RECORDS FOR THE TASK.
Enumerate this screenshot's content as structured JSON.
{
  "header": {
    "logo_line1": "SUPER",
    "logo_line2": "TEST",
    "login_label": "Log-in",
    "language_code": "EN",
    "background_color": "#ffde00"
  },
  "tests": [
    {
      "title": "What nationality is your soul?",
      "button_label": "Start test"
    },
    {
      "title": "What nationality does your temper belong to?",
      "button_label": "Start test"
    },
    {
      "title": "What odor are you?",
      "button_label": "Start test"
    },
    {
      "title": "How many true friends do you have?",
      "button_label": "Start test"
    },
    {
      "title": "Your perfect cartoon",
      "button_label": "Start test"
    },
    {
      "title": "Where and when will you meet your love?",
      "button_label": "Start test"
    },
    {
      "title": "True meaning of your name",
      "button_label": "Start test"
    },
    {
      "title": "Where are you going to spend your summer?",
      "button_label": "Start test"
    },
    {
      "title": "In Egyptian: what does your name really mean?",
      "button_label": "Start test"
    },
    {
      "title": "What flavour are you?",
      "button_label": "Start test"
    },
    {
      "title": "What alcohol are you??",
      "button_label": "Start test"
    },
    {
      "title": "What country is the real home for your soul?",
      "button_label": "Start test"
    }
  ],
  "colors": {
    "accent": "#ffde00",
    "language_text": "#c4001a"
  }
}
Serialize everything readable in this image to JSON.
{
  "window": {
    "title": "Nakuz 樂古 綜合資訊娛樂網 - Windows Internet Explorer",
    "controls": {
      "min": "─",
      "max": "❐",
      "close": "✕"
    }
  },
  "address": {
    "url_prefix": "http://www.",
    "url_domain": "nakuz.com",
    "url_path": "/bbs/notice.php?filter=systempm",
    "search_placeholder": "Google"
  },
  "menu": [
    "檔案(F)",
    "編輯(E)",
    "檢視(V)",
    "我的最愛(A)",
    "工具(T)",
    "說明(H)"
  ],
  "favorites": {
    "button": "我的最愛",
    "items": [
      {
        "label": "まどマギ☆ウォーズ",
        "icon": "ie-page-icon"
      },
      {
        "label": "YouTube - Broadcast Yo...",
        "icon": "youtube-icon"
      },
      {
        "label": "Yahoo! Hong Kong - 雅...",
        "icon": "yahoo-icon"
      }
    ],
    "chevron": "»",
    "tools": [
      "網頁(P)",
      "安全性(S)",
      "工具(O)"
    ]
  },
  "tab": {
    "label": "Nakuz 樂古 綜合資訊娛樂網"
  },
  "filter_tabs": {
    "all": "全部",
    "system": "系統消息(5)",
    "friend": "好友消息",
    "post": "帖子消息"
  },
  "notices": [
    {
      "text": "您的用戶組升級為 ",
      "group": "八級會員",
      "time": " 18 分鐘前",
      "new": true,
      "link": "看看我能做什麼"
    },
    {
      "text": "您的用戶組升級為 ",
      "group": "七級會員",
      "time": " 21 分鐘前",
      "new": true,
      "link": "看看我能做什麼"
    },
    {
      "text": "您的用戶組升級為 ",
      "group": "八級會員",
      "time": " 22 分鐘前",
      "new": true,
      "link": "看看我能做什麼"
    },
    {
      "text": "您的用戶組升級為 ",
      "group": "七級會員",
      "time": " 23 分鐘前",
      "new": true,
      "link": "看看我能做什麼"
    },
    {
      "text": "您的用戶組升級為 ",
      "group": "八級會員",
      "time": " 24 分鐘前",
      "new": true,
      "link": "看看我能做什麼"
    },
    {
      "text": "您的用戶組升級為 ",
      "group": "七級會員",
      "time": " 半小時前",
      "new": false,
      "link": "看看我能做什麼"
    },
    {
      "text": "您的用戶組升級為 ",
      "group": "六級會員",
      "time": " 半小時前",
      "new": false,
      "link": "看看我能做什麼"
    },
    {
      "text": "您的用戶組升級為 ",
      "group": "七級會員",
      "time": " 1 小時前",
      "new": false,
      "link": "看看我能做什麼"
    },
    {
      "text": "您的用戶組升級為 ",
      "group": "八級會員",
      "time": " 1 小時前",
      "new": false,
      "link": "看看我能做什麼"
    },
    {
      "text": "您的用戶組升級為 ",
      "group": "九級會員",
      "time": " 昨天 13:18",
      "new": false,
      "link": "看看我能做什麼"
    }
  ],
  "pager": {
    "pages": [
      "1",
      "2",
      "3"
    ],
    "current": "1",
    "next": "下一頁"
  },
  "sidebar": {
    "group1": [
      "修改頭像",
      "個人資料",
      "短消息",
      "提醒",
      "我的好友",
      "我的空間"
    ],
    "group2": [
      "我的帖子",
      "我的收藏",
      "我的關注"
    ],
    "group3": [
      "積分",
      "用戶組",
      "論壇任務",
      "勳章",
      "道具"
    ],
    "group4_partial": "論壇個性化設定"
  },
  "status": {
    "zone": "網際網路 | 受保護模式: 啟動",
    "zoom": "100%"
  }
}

TASK DESCRIPTION. Calculate how many lines of the material include the string "綜合資訊娛樂網", and state that number by itself.

OUTPUT FOR THIS TASK. 2